**Listed records**
begin

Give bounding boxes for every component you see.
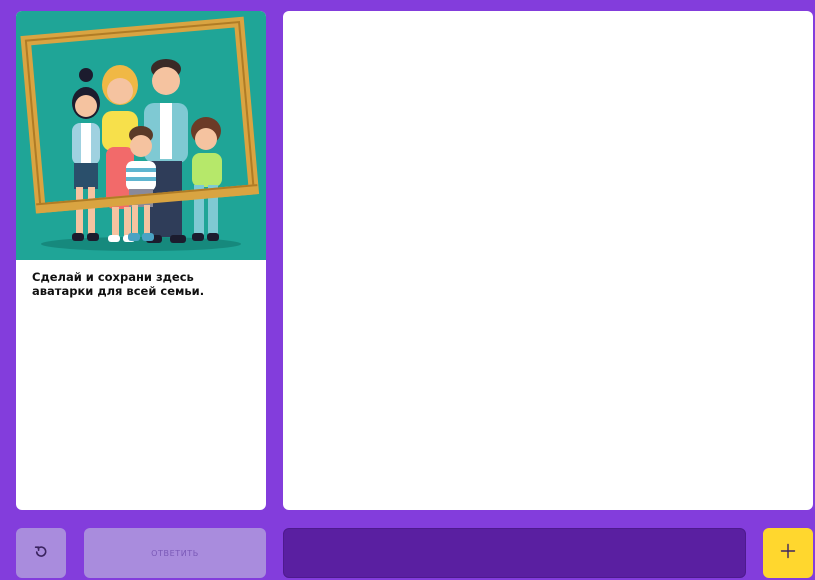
app-root: Сделай и сохрани здесь аватарки для всей… xyxy=(0,0,815,580)
family-illustration xyxy=(16,11,266,260)
task-instruction: Сделай и сохрани здесь аватарки для всей… xyxy=(32,270,205,298)
plus-icon xyxy=(780,543,796,564)
undo-icon xyxy=(34,544,48,563)
work-area[interactable] xyxy=(283,11,813,510)
answer-field[interactable] xyxy=(283,528,746,578)
task-card: Сделай и сохрани здесь аватарки для всей… xyxy=(16,11,266,510)
add-button[interactable] xyxy=(763,528,813,578)
answer-button[interactable]: ОТВЕТИТЬ xyxy=(84,528,266,578)
answer-button-label: ОТВЕТИТЬ xyxy=(151,548,199,558)
reset-button[interactable] xyxy=(16,528,66,578)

end

**The problem**
Copy the listing above line by line without changing anything, and leave the picture out of your copy.

**Answer**
Give bounding boxes for every component you see.
app-root: Сделай и сохрани здесь аватарки для всей… xyxy=(0,0,815,580)
family-illustration xyxy=(16,11,266,260)
task-instruction: Сделай и сохрани здесь аватарки для всей… xyxy=(32,270,205,298)
plus-icon xyxy=(780,543,796,564)
undo-icon xyxy=(34,544,48,563)
work-area[interactable] xyxy=(283,11,813,510)
answer-field[interactable] xyxy=(283,528,746,578)
task-card: Сделай и сохрани здесь аватарки для всей… xyxy=(16,11,266,510)
add-button[interactable] xyxy=(763,528,813,578)
answer-button[interactable]: ОТВЕТИТЬ xyxy=(84,528,266,578)
answer-button-label: ОТВЕТИТЬ xyxy=(151,548,199,558)
reset-button[interactable] xyxy=(16,528,66,578)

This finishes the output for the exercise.